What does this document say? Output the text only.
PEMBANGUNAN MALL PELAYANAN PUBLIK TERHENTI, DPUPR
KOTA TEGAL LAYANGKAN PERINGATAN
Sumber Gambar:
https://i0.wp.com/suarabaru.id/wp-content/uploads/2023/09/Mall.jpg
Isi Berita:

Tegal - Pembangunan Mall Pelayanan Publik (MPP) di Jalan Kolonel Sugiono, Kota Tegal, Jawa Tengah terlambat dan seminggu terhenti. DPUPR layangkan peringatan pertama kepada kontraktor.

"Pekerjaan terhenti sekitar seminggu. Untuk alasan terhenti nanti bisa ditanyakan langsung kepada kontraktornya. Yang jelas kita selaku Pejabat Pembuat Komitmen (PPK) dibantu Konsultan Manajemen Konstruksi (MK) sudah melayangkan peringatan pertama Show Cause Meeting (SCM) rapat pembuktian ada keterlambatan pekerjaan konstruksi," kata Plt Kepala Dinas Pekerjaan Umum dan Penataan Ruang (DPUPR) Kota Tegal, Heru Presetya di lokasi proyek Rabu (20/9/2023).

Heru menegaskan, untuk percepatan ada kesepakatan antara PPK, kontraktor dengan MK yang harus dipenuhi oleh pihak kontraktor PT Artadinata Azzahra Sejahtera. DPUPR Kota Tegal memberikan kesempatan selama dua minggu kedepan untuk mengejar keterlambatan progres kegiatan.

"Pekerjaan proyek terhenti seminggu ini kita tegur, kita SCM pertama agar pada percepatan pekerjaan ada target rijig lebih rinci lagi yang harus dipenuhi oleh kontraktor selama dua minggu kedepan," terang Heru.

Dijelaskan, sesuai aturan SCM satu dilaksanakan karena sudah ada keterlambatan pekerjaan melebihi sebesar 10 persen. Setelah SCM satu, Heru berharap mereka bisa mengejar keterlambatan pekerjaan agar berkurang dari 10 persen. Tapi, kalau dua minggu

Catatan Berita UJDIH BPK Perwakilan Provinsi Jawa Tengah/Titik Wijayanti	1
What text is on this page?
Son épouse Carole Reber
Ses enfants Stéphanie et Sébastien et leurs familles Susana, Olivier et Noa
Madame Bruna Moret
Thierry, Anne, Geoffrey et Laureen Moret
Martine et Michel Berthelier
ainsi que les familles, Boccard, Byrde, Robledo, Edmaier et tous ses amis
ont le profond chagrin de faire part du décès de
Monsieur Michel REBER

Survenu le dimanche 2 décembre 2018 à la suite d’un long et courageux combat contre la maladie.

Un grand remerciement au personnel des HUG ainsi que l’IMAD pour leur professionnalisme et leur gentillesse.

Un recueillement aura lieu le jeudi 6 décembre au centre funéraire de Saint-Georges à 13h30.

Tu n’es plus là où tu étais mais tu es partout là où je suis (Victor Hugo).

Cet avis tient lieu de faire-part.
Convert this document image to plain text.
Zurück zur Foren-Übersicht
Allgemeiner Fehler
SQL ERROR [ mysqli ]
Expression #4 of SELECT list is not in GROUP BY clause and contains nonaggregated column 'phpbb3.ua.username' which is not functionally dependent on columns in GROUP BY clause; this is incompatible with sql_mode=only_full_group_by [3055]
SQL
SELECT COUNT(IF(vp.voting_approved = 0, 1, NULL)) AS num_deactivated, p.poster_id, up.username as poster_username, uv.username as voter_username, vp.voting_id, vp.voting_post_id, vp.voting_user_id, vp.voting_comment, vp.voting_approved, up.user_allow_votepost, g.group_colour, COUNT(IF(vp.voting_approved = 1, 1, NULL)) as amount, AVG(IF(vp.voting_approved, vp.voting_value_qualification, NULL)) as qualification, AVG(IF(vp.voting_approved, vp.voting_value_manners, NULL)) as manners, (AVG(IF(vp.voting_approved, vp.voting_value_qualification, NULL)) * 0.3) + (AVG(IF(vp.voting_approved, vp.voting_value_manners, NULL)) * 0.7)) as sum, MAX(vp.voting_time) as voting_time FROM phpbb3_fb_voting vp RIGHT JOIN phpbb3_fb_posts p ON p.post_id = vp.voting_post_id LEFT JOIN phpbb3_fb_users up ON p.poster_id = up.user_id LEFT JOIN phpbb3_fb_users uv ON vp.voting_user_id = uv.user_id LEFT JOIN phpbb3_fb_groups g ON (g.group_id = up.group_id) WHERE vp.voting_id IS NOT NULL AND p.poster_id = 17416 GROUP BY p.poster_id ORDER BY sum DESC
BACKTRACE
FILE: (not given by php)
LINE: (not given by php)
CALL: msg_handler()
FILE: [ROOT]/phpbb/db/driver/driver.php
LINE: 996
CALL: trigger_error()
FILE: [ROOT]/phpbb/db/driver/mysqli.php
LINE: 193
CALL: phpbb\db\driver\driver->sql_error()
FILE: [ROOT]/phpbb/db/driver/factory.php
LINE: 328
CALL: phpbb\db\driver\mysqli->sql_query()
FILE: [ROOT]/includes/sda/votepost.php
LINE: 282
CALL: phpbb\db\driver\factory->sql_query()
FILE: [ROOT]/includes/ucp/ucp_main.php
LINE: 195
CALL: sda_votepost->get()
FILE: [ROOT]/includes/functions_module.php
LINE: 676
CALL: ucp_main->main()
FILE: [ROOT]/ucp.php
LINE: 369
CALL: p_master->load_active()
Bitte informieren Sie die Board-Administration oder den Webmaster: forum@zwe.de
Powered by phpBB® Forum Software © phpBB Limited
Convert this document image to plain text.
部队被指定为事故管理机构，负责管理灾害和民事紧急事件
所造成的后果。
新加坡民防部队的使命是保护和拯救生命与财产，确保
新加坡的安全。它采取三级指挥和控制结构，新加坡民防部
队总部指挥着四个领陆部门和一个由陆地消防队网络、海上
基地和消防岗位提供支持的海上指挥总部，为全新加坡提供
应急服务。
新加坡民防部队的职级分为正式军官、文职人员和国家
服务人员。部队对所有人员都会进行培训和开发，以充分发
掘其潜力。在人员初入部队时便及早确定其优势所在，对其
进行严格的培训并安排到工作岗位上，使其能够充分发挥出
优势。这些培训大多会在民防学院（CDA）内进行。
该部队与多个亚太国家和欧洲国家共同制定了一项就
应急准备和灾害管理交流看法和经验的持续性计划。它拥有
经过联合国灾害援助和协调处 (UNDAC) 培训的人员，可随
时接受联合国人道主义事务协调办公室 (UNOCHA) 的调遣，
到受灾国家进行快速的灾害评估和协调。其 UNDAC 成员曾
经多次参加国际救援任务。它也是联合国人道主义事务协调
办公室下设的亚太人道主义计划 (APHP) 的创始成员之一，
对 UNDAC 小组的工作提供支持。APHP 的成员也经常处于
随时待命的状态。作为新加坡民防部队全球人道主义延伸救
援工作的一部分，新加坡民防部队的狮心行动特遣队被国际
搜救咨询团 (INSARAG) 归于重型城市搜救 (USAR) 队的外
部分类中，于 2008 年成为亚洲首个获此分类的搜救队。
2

TASK GOAL — Write the data out again in full and exactly.

COMPLETED EXERCISE —
What does this document say? Output the text only.
PEMBANGUNAN MALL PELAYANAN PUBLIK TERHENTI, DPUPR
KOTA TEGAL LAYANGKAN PERINGATAN
Sumber Gambar:
https://i0.wp.com/suarabaru.id/wp-content/uploads/2023/09/Mall.jpg
Isi Berita:

Tegal - Pembangunan Mall Pelayanan Publik (MPP) di Jalan Kolonel Sugiono, Kota Tegal, Jawa Tengah terlambat dan seminggu terhenti. DPUPR layangkan peringatan pertama kepada kontraktor.

"Pekerjaan terhenti sekitar seminggu. Untuk alasan terhenti nanti bisa ditanyakan langsung kepada kontraktornya. Yang jelas kita selaku Pejabat Pembuat Komitmen (PPK) dibantu Konsultan Manajemen Konstruksi (MK) sudah melayangkan peringatan pertama Show Cause Meeting (SCM) rapat pembuktian ada keterlambatan pekerjaan konstruksi," kata Plt Kepala Dinas Pekerjaan Umum dan Penataan Ruang (DPUPR) Kota Tegal, Heru Presetya di lokasi proyek Rabu (20/9/2023).

Heru menegaskan, untuk percepatan ada kesepakatan antara PPK, kontraktor dengan MK yang harus dipenuhi oleh pihak kontraktor PT Artadinata Azzahra Sejahtera. DPUPR Kota Tegal memberikan kesempatan selama dua minggu kedepan untuk mengejar keterlambatan progres kegiatan.

"Pekerjaan proyek terhenti seminggu ini kita tegur, kita SCM pertama agar pada percepatan pekerjaan ada target rijig lebih rinci lagi yang harus dipenuhi oleh kontraktor selama dua minggu kedepan," terang Heru.

Dijelaskan, sesuai aturan SCM satu dilaksanakan karena sudah ada keterlambatan pekerjaan melebihi sebesar 10 persen. Setelah SCM satu, Heru berharap mereka bisa mengejar keterlambatan pekerjaan agar berkurang dari 10 persen. Tapi, kalau dua minggu

Catatan Berita UJDIH BPK Perwakilan Provinsi Jawa Tengah/Titik Wijayanti	1
What text is on this page?
Son épouse Carole Reber
Ses enfants Stéphanie et Sébastien et leurs familles Susana, Olivier et Noa
Madame Bruna Moret
Thierry, Anne, Geoffrey et Laureen Moret
Martine et Michel Berthelier
ainsi que les familles, Boccard, Byrde, Robledo, Edmaier et tous ses amis
ont le profond chagrin de faire part du décès de
Monsieur Michel REBER

Survenu le dimanche 2 décembre 2018 à la suite d’un long et courageux combat contre la maladie.

Un grand remerciement au personnel des HUG ainsi que l’IMAD pour leur professionnalisme et leur gentillesse.

Un recueillement aura lieu le jeudi 6 décembre au centre funéraire de Saint-Georges à 13h30.

Tu n’es plus là où tu étais mais tu es partout là où je suis (Victor Hugo).

Cet avis tient lieu de faire-part.
Convert this document image to plain text.
Zurück zur Foren-Übersicht
Allgemeiner Fehler
SQL ERROR [ mysqli ]
Expression #4 of SELECT list is not in GROUP BY clause and contains nonaggregated column 'phpbb3.ua.username' which is not functionally dependent on columns in GROUP BY clause; this is incompatible with sql_mode=only_full_group_by [3055]
SQL
SELECT COUNT(IF(vp.voting_approved = 0, 1, NULL)) AS num_deactivated, p.poster_id, up.username as poster_username, uv.username as voter_username, vp.voting_id, vp.voting_post_id, vp.voting_user_id, vp.voting_comment, vp.voting_approved, up.user_allow_votepost, g.group_colour, COUNT(IF(vp.voting_approved = 1, 1, NULL)) as amount, AVG(IF(vp.voting_approved, vp.voting_value_qualification, NULL)) as qualification, AVG(IF(vp.voting_approved, vp.voting_value_manners, NULL)) as manners, (AVG(IF(vp.voting_approved, vp.voting_value_qualification, NULL)) * 0.3) + (AVG(IF(vp.voting_approved, vp.voting_value_manners, NULL)) * 0.7)) as sum, MAX(vp.voting_time) as voting_time FROM phpbb3_fb_voting vp RIGHT JOIN phpbb3_fb_posts p ON p.post_id = vp.voting_post_id LEFT JOIN phpbb3_fb_users up ON p.poster_id = up.user_id LEFT JOIN phpbb3_fb_users uv ON vp.voting_user_id = uv.user_id LEFT JOIN phpbb3_fb_groups g ON (g.group_id = up.group_id) WHERE vp.voting_id IS NOT NULL AND p.poster_id = 17416 GROUP BY p.poster_id ORDER BY sum DESC
BACKTRACE
FILE: (not given by php)
LINE: (not given by php)
CALL: msg_handler()
FILE: [ROOT]/phpbb/db/driver/driver.php
LINE: 996
CALL: trigger_error()
FILE: [ROOT]/phpbb/db/driver/mysqli.php
LINE: 193
CALL: phpbb\db\driver\driver->sql_error()
FILE: [ROOT]/phpbb/db/driver/factory.php
LINE: 328
CALL: phpbb\db\driver\mysqli->sql_query()
FILE: [ROOT]/includes/sda/votepost.php
LINE: 282
CALL: phpbb\db\driver\factory->sql_query()
FILE: [ROOT]/includes/ucp/ucp_main.php
LINE: 195
CALL: sda_votepost->get()
FILE: [ROOT]/includes/functions_module.php
LINE: 676
CALL: ucp_main->main()
FILE: [ROOT]/ucp.php
LINE: 369
CALL: p_master->load_active()
Bitte informieren Sie die Board-Administration oder den Webmaster: forum@zwe.de
Powered by phpBB® Forum Software © phpBB Limited
Convert this document image to plain text.
部队被指定为事故管理机构，负责管理灾害和民事紧急事件
所造成的后果。
新加坡民防部队的使命是保护和拯救生命与财产，确保
新加坡的安全。它采取三级指挥和控制结构，新加坡民防部
队总部指挥着四个领陆部门和一个由陆地消防队网络、海上
基地和消防岗位提供支持的海上指挥总部，为全新加坡提供
应急服务。
新加坡民防部队的职级分为正式军官、文职人员和国家
服务人员。部队对所有人员都会进行培训和开发，以充分发
掘其潜力。在人员初入部队时便及早确定其优势所在，对其
进行严格的培训并安排到工作岗位上，使其能够充分发挥出
优势。这些培训大多会在民防学院（CDA）内进行。
该部队与多个亚太国家和欧洲国家共同制定了一项就
应急准备和灾害管理交流看法和经验的持续性计划。它拥有
经过联合国灾害援助和协调处 (UNDAC) 培训的人员，可随
时接受联合国人道主义事务协调办公室 (UNOCHA) 的调遣，
到受灾国家进行快速的灾害评估和协调。其 UNDAC 成员曾
经多次参加国际救援任务。它也是联合国人道主义事务协调
办公室下设的亚太人道主义计划 (APHP) 的创始成员之一，
对 UNDAC 小组的工作提供支持。APHP 的成员也经常处于
随时待命的状态。作为新加坡民防部队全球人道主义延伸救
援工作的一部分，新加坡民防部队的狮心行动特遣队被国际
搜救咨询团 (INSARAG) 归于重型城市搜救 (USAR) 队的外
部分类中，于 2008 年成为亚洲首个获此分类的搜救队。
2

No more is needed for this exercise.